===== GIVEN RECORDS =====

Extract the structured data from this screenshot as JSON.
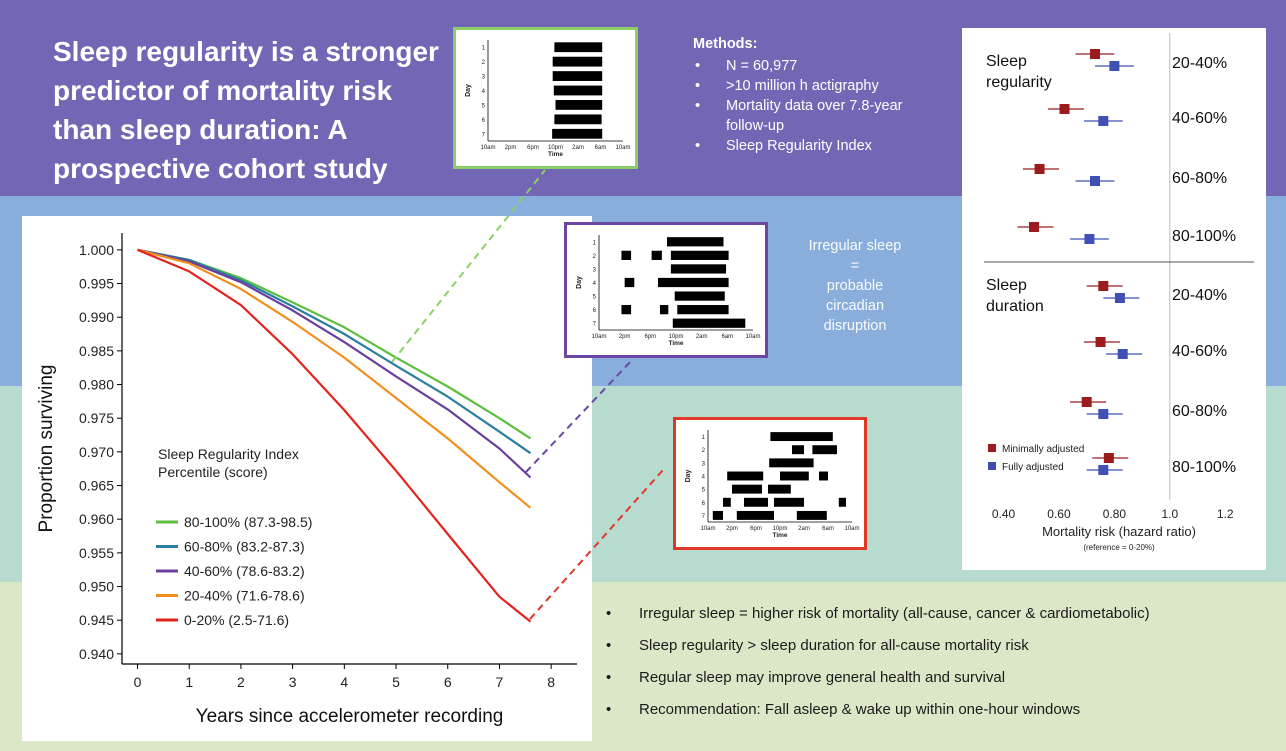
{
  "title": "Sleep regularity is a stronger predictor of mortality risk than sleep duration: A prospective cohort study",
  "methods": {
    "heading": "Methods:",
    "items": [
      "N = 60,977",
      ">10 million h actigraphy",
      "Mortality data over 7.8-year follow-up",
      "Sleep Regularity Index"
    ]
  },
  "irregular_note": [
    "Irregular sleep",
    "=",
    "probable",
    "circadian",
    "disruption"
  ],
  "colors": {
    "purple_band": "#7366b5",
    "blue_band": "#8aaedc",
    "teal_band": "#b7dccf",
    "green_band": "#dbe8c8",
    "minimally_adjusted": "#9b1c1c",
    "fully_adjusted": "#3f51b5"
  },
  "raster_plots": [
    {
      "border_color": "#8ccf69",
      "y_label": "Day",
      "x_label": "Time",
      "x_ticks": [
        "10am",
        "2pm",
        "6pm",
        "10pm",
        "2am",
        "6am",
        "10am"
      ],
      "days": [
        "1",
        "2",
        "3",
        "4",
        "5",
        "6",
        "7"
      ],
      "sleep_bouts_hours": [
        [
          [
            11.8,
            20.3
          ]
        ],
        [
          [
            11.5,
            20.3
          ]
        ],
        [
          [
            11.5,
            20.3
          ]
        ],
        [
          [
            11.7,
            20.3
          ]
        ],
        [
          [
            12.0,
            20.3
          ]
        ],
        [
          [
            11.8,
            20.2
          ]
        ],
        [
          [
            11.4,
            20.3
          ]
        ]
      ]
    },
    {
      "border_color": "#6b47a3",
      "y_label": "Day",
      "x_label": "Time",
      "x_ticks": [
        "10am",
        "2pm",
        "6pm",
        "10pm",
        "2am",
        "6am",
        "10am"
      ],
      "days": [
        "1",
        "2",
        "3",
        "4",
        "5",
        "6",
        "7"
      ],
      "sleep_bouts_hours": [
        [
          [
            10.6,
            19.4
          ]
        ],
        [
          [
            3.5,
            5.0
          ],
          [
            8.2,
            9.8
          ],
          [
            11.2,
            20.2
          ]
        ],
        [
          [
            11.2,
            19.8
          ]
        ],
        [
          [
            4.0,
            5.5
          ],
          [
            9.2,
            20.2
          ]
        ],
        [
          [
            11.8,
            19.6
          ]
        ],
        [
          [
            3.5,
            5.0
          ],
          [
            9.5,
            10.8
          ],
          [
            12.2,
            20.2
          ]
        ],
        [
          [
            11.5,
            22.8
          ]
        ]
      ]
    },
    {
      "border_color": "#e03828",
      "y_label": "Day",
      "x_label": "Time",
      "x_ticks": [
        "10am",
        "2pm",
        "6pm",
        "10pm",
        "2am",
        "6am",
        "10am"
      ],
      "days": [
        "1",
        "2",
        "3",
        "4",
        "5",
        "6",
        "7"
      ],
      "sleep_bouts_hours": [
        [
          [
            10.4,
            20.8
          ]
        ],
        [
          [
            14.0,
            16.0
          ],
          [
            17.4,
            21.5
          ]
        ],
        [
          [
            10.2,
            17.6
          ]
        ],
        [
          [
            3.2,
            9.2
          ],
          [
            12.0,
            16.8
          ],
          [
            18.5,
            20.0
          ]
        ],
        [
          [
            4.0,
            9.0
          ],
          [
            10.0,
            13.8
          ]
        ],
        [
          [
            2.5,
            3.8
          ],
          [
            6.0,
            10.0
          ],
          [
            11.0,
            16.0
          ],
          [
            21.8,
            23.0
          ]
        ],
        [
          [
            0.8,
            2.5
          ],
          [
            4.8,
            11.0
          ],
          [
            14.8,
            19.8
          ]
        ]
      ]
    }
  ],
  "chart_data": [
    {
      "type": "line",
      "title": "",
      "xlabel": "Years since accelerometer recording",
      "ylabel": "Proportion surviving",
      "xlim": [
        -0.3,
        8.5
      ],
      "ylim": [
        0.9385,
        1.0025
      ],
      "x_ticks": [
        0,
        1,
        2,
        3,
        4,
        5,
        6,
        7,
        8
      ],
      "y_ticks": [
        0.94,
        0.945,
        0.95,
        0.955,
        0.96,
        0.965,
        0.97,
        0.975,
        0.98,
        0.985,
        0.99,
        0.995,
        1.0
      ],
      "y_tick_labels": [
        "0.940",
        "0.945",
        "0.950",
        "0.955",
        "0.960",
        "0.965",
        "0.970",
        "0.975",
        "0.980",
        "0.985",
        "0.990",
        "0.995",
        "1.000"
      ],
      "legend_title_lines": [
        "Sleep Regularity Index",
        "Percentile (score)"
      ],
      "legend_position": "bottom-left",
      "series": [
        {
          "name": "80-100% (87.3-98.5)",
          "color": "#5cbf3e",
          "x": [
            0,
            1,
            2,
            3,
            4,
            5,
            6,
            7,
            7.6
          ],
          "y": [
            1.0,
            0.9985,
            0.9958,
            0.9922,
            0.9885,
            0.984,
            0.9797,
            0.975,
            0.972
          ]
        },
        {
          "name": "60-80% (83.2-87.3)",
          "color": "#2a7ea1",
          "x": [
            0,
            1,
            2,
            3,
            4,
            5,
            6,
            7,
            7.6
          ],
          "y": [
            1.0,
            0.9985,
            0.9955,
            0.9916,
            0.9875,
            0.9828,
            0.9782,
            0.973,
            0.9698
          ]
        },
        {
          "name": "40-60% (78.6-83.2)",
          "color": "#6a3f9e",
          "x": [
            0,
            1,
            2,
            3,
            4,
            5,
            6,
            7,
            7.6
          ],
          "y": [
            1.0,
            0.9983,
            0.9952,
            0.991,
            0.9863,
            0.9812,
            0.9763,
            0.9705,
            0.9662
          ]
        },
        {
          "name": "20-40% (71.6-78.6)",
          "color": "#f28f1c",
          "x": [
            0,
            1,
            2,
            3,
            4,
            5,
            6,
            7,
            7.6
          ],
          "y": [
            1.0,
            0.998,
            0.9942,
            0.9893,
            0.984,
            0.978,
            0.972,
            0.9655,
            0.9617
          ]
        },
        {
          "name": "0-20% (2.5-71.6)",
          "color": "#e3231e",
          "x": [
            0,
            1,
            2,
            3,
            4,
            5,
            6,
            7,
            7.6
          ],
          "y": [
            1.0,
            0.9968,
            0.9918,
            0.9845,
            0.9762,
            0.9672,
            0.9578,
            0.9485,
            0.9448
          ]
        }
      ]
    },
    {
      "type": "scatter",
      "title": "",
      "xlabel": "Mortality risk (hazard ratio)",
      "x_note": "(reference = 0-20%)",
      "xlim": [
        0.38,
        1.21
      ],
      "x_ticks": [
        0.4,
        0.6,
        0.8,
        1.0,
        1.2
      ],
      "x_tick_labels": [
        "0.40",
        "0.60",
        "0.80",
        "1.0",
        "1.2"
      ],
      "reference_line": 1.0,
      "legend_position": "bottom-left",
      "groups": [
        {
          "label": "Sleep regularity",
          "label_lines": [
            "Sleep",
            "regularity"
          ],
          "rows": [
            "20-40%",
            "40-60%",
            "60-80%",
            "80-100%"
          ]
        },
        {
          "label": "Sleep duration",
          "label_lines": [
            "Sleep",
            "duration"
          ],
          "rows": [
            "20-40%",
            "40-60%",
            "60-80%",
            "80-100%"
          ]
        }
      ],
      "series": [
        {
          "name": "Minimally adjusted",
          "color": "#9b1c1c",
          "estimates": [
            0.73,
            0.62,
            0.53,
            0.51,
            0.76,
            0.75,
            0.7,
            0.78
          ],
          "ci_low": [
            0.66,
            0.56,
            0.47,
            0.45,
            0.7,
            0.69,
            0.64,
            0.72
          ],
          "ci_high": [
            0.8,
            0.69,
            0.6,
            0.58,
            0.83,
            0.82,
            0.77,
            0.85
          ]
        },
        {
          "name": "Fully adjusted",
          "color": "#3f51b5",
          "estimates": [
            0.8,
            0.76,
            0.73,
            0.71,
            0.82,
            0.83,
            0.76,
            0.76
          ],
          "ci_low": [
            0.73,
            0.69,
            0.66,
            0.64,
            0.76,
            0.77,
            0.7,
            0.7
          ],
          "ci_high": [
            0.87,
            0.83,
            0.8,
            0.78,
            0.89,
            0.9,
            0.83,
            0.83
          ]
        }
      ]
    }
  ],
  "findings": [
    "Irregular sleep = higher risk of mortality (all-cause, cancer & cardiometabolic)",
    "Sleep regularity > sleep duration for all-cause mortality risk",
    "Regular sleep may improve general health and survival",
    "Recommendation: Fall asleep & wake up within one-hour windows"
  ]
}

=====

[PROBLEM] From the listing above, pick out every line containing "xlabel".

[EXPECTED ANSWER]
      "xlabel": "Years since accelerometer recording",
      "xlabel": "Mortality risk (hazard ratio)",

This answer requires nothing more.